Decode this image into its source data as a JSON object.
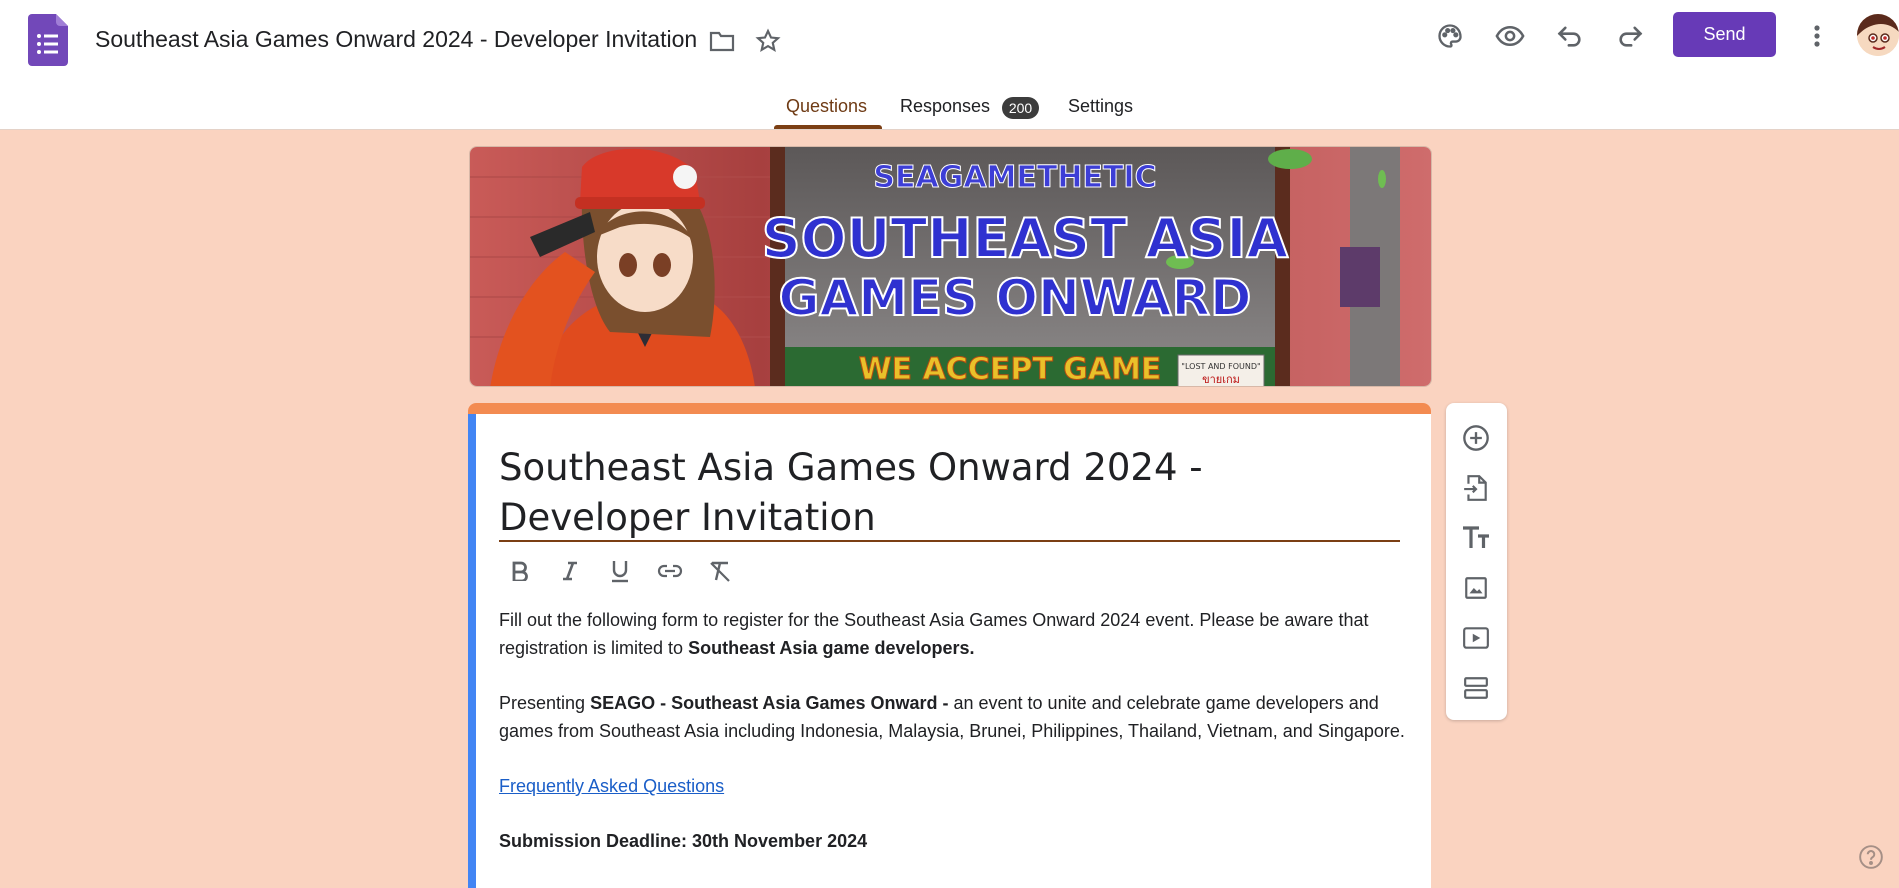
{
  "header": {
    "doc_title": "Southeast Asia Games Onward 2024 - Developer Invitation",
    "send_label": "Send"
  },
  "tabs": {
    "questions": "Questions",
    "responses": "Responses",
    "responses_count": "200",
    "settings": "Settings"
  },
  "banner": {
    "top_text": "SEAGAMETHETIC",
    "line1": "SOUTHEAST ASIA",
    "line2": "GAMES ONWARD",
    "bottom_text": "WE ACCEPT GAME",
    "sign_line1": "\"LOST AND FOUND\"",
    "sign_line2": "ขายเกม"
  },
  "form": {
    "title": "Southeast Asia Games Onward 2024 - Developer Invitation",
    "desc1_plain": "Fill out the following form to register for the Southeast Asia Games Onward 2024 event. Please be aware that registration is limited to ",
    "desc1_bold": "Southeast Asia game developers.",
    "desc2_plain1": "Presenting ",
    "desc2_bold": "SEAGO - Southeast Asia Games Onward -",
    "desc2_plain2": " an event to unite and celebrate game developers and games from Southeast Asia including Indonesia, Malaysia, Brunei, Philippines, Thailand, Vietnam, and Singapore.",
    "faq_link": "Frequently Asked Questions",
    "deadline": "Submission Deadline: 30th November 2024"
  },
  "colors": {
    "background": "#fad3c0",
    "accent": "#673ab7",
    "card_top": "#f38b51",
    "card_left": "#4285f4"
  }
}
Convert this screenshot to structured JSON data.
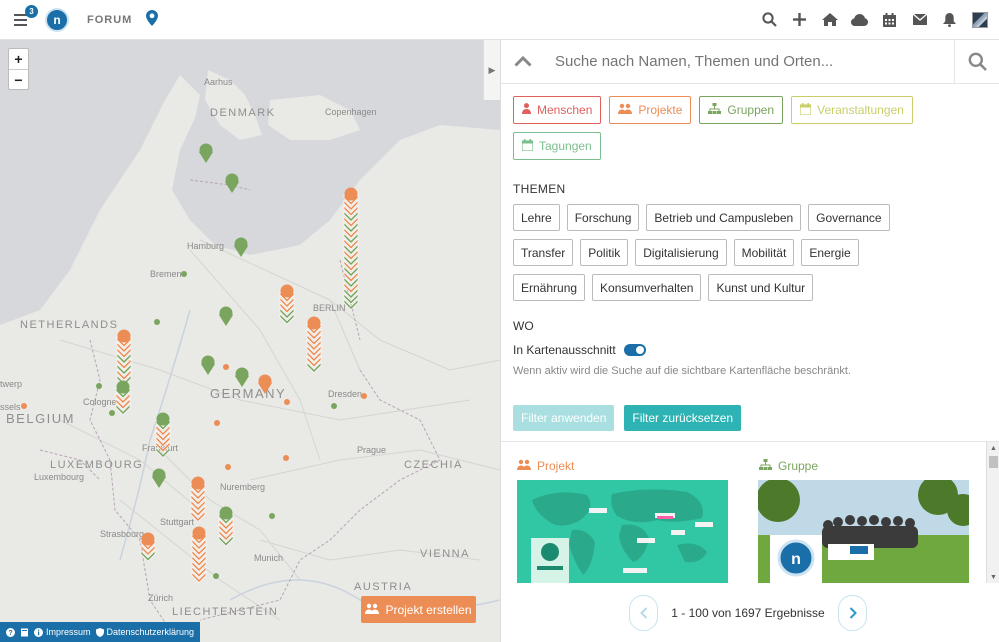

[Task] Locate the lines above that contain "this" and copy them.

[Correct output]
Decode this image into its source data as a JSON object.
Convert this screenshot to structured JSON data.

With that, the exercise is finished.